▶ _Exercise requirements_
Track down each line that has the word "open" and copy it.

▶ _Task inputs_
────────

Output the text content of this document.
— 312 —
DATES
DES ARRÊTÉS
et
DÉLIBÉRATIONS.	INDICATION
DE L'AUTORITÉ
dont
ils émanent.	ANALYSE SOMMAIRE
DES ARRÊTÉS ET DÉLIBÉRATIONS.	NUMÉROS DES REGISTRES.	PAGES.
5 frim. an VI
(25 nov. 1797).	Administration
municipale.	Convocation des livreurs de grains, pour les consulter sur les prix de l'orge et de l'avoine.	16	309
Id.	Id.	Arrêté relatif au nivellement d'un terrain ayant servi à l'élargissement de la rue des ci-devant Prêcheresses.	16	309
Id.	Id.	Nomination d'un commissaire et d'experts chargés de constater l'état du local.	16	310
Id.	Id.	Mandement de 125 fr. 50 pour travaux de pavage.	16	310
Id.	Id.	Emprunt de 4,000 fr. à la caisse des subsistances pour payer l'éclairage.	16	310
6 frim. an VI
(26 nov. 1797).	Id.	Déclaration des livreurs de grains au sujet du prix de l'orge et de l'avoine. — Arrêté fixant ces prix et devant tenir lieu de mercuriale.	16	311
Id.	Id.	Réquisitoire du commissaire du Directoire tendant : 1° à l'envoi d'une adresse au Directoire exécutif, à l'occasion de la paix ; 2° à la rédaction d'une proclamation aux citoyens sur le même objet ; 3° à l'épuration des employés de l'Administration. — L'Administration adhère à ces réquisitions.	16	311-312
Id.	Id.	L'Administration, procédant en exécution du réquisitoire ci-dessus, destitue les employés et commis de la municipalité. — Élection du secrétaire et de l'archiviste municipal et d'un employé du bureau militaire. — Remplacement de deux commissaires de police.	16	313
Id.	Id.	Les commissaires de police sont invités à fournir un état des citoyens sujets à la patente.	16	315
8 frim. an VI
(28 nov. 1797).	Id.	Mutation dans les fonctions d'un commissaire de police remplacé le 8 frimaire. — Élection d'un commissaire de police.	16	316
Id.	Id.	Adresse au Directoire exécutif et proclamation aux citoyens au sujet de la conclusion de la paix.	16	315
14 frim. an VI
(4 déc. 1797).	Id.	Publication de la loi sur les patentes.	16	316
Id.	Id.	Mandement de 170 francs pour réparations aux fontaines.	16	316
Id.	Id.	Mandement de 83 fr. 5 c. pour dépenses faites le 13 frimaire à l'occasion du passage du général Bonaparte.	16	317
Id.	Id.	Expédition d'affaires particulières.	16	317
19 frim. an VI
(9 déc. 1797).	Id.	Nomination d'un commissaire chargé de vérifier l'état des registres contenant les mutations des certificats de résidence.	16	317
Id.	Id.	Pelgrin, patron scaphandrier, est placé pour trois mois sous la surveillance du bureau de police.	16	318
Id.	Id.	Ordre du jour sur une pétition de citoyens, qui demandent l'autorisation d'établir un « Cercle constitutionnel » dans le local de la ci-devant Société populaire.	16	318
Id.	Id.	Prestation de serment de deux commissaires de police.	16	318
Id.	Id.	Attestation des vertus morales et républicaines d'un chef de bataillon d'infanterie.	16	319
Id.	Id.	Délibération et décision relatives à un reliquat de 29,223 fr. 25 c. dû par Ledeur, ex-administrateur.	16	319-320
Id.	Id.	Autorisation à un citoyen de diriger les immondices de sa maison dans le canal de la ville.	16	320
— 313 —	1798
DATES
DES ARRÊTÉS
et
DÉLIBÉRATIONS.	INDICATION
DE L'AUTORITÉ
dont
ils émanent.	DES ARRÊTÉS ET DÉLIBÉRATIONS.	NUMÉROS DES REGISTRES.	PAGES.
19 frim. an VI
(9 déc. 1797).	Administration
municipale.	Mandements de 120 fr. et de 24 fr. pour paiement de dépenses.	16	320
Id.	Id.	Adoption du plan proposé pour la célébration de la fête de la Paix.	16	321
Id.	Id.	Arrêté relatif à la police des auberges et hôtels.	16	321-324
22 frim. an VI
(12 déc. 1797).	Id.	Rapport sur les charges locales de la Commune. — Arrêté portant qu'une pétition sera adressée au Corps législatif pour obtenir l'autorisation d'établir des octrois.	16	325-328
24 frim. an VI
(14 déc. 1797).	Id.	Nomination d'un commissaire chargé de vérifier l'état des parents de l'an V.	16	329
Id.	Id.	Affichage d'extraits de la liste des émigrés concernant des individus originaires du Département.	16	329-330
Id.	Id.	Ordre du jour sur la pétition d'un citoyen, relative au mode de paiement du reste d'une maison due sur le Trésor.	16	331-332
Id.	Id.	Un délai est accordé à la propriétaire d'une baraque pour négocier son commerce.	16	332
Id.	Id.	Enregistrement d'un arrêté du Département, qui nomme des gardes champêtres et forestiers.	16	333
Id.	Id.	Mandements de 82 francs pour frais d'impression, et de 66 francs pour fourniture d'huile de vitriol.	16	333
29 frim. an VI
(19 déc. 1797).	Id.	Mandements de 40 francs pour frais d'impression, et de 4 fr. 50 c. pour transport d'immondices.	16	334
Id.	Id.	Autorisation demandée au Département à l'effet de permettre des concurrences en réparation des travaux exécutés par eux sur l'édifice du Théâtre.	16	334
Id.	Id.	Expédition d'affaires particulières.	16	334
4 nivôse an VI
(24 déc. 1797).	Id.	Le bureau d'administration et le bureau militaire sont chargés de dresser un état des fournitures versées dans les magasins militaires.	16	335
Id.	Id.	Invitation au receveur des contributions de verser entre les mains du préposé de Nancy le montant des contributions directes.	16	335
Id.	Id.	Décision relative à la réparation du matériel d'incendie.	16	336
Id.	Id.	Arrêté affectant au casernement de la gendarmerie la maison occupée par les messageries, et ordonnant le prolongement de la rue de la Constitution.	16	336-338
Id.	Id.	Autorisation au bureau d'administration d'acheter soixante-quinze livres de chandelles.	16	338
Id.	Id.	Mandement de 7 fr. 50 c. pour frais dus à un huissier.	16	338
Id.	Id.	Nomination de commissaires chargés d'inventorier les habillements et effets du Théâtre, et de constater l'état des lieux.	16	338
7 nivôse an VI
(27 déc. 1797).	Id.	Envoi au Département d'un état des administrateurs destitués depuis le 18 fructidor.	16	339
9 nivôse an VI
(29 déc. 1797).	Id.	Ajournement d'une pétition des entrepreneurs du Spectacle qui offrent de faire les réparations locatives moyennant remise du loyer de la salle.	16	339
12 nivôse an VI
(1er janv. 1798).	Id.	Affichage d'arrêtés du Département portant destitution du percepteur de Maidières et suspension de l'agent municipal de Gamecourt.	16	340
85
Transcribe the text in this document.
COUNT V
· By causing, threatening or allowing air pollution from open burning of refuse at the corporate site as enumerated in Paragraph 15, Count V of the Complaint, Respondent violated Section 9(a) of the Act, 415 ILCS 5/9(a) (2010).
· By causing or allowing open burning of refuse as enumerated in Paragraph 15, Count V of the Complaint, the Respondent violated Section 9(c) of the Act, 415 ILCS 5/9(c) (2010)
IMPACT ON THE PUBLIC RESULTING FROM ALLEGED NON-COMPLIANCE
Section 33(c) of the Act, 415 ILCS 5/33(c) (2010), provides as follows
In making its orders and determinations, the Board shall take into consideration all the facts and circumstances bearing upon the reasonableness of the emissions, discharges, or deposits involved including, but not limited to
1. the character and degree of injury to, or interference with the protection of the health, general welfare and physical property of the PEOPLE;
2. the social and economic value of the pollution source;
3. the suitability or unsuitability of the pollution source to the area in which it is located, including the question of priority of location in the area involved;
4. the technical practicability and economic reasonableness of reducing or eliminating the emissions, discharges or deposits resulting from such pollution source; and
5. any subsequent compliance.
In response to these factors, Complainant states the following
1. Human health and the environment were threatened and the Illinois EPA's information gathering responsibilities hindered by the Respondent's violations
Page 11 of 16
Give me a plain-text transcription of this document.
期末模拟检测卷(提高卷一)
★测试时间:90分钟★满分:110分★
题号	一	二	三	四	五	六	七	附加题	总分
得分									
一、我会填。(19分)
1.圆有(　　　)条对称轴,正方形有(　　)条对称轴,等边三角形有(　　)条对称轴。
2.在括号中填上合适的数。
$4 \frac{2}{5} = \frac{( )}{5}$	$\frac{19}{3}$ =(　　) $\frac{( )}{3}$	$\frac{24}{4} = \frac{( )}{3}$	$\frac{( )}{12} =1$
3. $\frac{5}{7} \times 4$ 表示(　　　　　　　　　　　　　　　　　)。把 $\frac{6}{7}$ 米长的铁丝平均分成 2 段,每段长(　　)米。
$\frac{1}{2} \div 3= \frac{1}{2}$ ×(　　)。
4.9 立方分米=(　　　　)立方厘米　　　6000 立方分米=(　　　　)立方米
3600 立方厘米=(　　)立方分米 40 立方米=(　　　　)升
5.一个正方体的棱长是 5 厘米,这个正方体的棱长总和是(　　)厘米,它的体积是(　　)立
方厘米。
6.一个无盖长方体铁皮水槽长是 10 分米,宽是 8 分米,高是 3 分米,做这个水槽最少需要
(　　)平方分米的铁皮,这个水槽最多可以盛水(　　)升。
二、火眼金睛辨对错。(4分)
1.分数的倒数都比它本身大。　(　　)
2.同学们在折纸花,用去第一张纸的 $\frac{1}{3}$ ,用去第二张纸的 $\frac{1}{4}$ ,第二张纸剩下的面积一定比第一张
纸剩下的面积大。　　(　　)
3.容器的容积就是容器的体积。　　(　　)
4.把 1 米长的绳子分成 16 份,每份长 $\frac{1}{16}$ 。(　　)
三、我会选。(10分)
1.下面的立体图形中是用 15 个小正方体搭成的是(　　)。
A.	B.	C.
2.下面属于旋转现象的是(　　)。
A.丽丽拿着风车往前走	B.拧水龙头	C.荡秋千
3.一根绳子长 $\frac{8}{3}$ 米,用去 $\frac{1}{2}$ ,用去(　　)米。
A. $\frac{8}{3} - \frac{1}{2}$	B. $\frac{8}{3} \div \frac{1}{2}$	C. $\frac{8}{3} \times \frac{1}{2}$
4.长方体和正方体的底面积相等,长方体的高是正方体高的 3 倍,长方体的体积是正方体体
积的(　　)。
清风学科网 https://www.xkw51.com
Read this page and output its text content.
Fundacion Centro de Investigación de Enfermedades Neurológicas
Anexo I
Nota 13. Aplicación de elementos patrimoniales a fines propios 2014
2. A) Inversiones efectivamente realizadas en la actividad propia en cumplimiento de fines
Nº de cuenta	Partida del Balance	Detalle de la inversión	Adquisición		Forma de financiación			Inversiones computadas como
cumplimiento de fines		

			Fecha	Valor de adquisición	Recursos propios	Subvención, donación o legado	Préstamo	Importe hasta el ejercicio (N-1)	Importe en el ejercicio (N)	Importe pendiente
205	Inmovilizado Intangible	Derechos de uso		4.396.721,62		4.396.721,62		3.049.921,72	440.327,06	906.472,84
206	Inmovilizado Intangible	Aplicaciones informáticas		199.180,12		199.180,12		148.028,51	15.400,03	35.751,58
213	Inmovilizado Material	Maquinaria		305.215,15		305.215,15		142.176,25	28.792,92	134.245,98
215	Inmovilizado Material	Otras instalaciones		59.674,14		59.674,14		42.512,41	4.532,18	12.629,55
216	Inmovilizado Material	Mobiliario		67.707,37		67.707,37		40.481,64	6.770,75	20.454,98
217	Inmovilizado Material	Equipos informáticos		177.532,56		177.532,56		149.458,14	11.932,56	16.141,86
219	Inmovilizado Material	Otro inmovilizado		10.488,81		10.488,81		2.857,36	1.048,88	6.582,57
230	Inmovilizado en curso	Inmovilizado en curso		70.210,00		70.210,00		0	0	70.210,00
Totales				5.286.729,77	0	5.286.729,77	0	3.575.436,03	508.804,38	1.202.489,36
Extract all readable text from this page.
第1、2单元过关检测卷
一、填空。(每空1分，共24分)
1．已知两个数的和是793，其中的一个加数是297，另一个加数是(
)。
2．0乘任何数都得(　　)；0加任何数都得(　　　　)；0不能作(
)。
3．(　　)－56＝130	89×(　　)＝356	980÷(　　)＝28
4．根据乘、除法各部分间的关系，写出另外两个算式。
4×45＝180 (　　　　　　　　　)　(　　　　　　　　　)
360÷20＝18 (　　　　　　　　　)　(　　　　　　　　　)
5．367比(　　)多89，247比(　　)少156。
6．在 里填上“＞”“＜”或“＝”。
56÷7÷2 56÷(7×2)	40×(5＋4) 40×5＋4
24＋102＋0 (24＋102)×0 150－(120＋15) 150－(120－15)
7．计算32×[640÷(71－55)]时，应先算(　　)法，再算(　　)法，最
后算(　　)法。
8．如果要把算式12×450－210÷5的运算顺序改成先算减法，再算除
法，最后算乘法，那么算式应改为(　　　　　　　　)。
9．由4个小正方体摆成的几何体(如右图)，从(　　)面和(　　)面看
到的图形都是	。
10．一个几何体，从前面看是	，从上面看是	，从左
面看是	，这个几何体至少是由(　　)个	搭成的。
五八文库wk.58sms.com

────────

▶ _Reply to the exercise_
· By causing, threatening or allowing air pollution from open burning of refuse at the corporate site as enumerated in Paragraph 15, Count V of the Complaint, Respondent violated Section 9(a) of the Act, 415 ILCS 5/9(a) (2010).
· By causing or allowing open burning of refuse as enumerated in Paragraph 15, Count V of the Complaint, the Respondent violated Section 9(c) of the Act, 415 ILCS 5/9(c) (2010)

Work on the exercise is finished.